In the data below, find every line that has the string "доходов", and copy it.

Given entries:
::::::::

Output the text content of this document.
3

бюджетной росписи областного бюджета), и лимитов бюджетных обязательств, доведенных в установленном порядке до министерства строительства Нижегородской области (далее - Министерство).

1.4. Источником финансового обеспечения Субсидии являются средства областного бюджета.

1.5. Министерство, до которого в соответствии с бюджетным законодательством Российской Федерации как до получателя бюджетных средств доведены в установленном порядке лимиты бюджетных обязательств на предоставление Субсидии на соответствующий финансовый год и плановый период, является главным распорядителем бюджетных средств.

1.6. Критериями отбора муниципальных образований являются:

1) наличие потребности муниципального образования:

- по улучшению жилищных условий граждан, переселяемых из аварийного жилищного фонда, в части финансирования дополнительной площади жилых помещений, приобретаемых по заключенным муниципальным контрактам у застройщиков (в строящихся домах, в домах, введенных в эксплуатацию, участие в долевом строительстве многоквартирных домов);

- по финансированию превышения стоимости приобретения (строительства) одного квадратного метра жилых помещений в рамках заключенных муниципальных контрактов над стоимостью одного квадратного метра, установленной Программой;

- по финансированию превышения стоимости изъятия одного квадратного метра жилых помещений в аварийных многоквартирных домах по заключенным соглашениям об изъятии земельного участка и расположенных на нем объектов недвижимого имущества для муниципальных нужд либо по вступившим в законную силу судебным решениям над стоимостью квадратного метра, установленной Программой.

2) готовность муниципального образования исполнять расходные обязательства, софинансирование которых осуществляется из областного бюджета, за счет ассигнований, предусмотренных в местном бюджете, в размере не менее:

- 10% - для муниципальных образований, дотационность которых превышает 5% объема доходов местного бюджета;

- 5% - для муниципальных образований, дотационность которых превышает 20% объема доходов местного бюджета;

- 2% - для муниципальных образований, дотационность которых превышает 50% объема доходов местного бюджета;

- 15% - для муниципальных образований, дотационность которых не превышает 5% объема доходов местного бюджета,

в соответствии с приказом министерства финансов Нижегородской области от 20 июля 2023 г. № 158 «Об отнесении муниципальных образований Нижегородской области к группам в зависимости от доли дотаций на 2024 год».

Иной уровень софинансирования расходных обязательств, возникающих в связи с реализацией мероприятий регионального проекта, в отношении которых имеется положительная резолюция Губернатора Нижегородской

::::::::

Answer to the task:
- 10% - для муниципальных образований, дотационность которых превышает 5% объема доходов местного бюджета;
- 5% - для муниципальных образований, дотационность которых превышает 20% объема доходов местного бюджета;
- 2% - для муниципальных образований, дотационность которых превышает 50% объема доходов местного бюджета;
- 15% - для муниципальных образований, дотационность которых не превышает 5% объема доходов местного бюджета,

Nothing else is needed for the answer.